■ **Given exercise**: Lines before the one containing "Extract the structured" are left out; copy that line and every later line through the end of the data exactly.

** START OF Records supplied **

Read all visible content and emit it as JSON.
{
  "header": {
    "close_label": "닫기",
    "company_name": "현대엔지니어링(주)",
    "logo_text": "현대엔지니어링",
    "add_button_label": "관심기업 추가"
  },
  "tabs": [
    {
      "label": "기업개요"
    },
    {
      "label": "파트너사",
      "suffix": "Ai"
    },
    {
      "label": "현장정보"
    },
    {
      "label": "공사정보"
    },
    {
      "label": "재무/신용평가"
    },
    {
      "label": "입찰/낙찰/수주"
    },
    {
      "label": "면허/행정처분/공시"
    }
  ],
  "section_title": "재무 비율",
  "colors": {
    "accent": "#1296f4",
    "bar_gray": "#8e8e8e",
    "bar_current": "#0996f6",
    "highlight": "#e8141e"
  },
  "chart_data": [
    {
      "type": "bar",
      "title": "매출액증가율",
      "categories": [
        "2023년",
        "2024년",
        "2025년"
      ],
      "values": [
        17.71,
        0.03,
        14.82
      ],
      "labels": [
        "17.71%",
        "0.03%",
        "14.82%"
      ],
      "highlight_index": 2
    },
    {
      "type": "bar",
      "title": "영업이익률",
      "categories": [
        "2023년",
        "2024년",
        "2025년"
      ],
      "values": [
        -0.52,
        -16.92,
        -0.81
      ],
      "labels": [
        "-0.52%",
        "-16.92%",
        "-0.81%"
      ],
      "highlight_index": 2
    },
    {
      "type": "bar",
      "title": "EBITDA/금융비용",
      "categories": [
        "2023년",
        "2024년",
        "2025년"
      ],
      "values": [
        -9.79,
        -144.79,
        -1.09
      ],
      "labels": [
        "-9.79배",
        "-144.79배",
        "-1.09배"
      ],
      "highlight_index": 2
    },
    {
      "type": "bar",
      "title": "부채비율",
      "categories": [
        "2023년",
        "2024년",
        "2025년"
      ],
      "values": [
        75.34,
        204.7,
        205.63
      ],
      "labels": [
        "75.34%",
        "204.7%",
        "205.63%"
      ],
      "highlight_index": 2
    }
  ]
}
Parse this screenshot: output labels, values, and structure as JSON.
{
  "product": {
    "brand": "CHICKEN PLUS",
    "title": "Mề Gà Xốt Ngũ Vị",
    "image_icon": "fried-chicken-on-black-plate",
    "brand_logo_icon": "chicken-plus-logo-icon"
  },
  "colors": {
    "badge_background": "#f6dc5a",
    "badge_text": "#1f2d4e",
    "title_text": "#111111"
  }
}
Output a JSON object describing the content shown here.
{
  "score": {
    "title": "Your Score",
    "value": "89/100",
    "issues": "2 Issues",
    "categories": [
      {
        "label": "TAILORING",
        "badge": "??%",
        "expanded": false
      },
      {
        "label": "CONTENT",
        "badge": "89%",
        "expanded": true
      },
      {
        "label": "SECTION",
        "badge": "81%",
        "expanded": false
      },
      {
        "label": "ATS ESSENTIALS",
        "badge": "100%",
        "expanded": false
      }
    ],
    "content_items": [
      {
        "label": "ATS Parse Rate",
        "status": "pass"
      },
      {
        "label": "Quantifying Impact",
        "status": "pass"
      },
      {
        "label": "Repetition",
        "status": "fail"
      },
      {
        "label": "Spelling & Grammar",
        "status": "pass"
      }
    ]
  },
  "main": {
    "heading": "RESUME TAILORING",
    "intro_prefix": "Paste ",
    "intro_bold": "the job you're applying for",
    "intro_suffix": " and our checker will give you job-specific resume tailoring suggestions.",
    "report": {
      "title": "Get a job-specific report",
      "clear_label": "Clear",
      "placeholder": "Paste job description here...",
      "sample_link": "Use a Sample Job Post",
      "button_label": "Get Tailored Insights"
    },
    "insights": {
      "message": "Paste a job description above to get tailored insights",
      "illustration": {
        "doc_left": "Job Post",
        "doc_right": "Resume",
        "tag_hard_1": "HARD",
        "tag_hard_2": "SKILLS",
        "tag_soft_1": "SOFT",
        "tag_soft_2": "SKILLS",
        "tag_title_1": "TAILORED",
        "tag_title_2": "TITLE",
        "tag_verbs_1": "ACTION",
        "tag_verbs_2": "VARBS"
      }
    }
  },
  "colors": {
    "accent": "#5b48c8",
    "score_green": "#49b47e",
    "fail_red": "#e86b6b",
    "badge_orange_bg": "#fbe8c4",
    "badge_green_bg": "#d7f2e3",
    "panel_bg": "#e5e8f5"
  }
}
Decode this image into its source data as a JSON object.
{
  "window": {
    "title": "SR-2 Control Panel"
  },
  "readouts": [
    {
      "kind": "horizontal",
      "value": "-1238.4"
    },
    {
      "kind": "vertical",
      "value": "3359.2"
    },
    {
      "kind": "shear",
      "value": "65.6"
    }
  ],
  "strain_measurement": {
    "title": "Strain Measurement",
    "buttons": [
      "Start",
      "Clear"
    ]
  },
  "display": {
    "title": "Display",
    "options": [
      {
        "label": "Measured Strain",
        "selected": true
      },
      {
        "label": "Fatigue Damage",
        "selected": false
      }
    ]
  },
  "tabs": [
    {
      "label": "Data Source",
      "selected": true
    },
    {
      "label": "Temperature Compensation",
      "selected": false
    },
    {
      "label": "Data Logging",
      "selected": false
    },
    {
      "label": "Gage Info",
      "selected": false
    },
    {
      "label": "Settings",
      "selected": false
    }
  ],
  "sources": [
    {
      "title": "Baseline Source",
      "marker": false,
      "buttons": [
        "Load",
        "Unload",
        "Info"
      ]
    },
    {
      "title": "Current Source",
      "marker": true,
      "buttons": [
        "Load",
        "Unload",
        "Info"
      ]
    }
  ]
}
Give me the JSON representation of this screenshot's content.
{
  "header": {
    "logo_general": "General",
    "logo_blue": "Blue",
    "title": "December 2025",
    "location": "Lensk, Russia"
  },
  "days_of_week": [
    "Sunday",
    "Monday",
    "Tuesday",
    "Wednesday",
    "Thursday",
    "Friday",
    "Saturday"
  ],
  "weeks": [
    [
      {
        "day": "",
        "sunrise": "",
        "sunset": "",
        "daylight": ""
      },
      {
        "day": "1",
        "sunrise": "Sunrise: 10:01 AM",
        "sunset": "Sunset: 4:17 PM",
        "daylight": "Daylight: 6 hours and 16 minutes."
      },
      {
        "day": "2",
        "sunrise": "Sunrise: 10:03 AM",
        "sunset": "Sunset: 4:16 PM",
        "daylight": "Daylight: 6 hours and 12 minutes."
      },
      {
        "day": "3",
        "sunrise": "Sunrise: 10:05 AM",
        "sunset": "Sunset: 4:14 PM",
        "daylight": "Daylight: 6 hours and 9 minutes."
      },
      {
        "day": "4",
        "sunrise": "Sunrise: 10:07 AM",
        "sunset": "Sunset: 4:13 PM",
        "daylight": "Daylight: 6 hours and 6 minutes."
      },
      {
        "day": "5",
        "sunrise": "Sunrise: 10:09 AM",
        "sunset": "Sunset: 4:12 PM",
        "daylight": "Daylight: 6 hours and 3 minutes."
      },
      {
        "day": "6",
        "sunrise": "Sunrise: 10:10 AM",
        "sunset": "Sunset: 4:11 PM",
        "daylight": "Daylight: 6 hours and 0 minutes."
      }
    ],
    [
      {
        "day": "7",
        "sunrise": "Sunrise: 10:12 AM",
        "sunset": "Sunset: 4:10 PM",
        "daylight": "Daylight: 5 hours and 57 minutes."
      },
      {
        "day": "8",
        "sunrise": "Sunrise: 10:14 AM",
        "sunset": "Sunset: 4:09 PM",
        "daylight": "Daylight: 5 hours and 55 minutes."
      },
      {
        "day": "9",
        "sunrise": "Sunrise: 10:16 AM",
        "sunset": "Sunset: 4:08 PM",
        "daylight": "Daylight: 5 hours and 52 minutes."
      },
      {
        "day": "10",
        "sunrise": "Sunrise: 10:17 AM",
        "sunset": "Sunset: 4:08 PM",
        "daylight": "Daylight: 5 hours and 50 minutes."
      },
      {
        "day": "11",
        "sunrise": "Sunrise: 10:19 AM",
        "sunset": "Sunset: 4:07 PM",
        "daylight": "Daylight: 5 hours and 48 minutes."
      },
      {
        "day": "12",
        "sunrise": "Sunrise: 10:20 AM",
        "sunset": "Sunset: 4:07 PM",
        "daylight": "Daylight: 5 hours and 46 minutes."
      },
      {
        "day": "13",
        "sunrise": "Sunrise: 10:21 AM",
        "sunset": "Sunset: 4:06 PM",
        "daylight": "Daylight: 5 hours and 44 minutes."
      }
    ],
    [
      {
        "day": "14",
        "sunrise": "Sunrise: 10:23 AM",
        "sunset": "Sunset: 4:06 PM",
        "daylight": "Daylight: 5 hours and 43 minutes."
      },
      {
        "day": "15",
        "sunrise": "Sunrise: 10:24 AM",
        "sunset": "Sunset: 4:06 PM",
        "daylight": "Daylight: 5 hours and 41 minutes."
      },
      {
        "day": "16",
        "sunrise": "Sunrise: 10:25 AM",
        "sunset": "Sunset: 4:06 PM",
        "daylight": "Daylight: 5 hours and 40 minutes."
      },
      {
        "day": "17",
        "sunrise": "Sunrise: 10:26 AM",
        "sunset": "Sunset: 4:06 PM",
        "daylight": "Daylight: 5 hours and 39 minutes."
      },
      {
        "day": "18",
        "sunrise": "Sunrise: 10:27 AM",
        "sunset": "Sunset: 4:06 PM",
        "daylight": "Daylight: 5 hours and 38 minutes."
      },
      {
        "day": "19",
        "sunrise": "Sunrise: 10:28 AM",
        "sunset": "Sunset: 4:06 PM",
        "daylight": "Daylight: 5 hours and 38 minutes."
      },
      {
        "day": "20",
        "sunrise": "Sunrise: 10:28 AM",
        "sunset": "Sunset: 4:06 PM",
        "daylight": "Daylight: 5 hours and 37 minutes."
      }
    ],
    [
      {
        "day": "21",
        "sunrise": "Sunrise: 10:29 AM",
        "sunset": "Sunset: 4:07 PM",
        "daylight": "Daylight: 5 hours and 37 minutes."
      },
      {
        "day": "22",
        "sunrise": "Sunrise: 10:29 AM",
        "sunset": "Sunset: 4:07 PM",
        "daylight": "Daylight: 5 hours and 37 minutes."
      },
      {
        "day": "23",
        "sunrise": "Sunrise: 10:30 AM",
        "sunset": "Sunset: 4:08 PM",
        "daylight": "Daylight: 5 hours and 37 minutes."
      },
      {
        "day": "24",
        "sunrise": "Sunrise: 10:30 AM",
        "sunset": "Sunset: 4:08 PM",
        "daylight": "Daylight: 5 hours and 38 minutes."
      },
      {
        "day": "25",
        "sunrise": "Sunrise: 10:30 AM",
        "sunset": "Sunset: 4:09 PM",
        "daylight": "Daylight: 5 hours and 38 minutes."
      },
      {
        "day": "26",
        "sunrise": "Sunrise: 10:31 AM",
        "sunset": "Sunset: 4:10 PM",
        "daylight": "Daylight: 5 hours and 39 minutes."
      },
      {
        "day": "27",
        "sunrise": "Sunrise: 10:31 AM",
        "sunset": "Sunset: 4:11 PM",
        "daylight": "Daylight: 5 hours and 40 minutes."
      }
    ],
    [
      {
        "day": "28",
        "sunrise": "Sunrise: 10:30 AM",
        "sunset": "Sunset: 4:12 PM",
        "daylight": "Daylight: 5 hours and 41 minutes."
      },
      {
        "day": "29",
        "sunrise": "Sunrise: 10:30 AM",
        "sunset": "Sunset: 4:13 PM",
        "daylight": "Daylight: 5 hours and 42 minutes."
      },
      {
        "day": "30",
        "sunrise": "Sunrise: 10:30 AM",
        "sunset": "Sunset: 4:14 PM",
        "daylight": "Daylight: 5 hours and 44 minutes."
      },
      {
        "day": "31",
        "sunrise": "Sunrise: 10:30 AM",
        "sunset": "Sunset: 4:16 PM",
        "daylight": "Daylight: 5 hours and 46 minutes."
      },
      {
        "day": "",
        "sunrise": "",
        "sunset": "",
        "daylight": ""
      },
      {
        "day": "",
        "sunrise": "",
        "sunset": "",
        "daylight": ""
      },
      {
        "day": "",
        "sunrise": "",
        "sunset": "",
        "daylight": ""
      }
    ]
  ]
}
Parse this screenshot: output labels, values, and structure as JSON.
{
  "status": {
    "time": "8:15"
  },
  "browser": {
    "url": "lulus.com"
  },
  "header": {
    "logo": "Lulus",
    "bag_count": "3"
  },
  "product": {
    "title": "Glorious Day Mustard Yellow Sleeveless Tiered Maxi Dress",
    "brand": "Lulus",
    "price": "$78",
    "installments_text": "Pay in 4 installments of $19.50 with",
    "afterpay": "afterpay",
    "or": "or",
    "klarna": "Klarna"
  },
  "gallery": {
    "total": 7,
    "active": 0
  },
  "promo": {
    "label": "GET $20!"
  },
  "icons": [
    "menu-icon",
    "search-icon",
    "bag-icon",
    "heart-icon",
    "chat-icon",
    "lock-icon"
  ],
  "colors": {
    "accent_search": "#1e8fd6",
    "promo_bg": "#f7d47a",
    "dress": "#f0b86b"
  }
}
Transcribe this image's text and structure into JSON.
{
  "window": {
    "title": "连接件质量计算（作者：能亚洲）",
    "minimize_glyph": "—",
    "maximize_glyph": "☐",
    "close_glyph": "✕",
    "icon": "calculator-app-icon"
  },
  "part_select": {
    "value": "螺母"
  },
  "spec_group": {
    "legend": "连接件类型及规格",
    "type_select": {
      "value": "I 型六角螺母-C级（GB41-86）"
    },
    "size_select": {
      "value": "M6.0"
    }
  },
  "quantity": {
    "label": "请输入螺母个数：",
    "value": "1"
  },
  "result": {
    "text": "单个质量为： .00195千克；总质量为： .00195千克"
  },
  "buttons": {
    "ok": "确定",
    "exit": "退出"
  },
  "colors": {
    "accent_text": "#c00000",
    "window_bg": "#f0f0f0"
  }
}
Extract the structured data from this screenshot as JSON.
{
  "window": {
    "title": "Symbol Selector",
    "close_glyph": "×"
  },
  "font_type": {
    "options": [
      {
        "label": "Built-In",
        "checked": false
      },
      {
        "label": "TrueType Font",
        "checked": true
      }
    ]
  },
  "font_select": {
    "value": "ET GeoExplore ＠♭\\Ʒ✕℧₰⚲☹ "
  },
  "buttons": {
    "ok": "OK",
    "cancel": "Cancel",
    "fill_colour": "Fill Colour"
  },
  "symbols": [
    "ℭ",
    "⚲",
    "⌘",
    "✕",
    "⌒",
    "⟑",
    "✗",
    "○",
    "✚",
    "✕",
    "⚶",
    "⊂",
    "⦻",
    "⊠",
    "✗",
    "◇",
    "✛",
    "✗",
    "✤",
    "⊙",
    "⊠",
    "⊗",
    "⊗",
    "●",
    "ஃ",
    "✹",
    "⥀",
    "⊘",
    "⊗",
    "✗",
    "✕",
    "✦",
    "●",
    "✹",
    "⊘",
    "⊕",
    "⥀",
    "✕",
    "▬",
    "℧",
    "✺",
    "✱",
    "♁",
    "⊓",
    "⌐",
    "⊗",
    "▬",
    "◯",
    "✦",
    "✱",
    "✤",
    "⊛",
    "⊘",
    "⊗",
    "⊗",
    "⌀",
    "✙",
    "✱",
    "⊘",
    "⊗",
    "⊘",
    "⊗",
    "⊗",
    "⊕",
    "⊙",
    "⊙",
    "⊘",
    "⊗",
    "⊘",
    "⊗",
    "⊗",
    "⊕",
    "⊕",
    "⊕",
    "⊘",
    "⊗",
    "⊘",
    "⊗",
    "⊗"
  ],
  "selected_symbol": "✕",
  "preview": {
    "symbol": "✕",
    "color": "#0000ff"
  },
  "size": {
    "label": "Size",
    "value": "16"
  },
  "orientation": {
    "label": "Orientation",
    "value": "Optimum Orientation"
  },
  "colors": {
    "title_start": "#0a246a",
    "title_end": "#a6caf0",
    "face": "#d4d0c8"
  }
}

** END OF Records supplied **

■ **Answer to this exercise**:
Extract the structured data from this screenshot as JSON.
{
  "window": {
    "title": "Symbol Selector",
    "close_glyph": "×"
  },
  "font_type": {
    "options": [
      {
        "label": "Built-In",
        "checked": false
      },
      {
        "label": "TrueType Font",
        "checked": true
      }
    ]
  },
  "font_select": {
    "value": "ET GeoExplore ＠♭\\Ʒ✕℧₰⚲☹ "
  },
  "buttons": {
    "ok": "OK",
    "cancel": "Cancel",
    "fill_colour": "Fill Colour"
  },
  "symbols": [
    "ℭ",
    "⚲",
    "⌘",
    "✕",
    "⌒",
    "⟑",
    "✗",
    "○",
    "✚",
    "✕",
    "⚶",
    "⊂",
    "⦻",
    "⊠",
    "✗",
    "◇",
    "✛",
    "✗",
    "✤",
    "⊙",
    "⊠",
    "⊗",
    "⊗",
    "●",
    "ஃ",
    "✹",
    "⥀",
    "⊘",
    "⊗",
    "✗",
    "✕",
    "✦",
    "●",
    "✹",
    "⊘",
    "⊕",
    "⥀",
    "✕",
    "▬",
    "℧",
    "✺",
    "✱",
    "♁",
    "⊓",
    "⌐",
    "⊗",
    "▬",
    "◯",
    "✦",
    "✱",
    "✤",
    "⊛",
    "⊘",
    "⊗",
    "⊗",
    "⌀",
    "✙",
    "✱",
    "⊘",
    "⊗",
    "⊘",
    "⊗",
    "⊗",
    "⊕",
    "⊙",
    "⊙",
    "⊘",
    "⊗",
    "⊘",
    "⊗",
    "⊗",
    "⊕",
    "⊕",
    "⊕",
    "⊘",
    "⊗",
    "⊘",
    "⊗",
    "⊗"
  ],
  "selected_symbol": "✕",
  "preview": {
    "symbol": "✕",
    "color": "#0000ff"
  },
  "size": {
    "label": "Size",
    "value": "16"
  },
  "orientation": {
    "label": "Orientation",
    "value": "Optimum Orientation"
  },
  "colors": {
    "title_start": "#0a246a",
    "title_end": "#a6caf0",
    "face": "#d4d0c8"
  }
}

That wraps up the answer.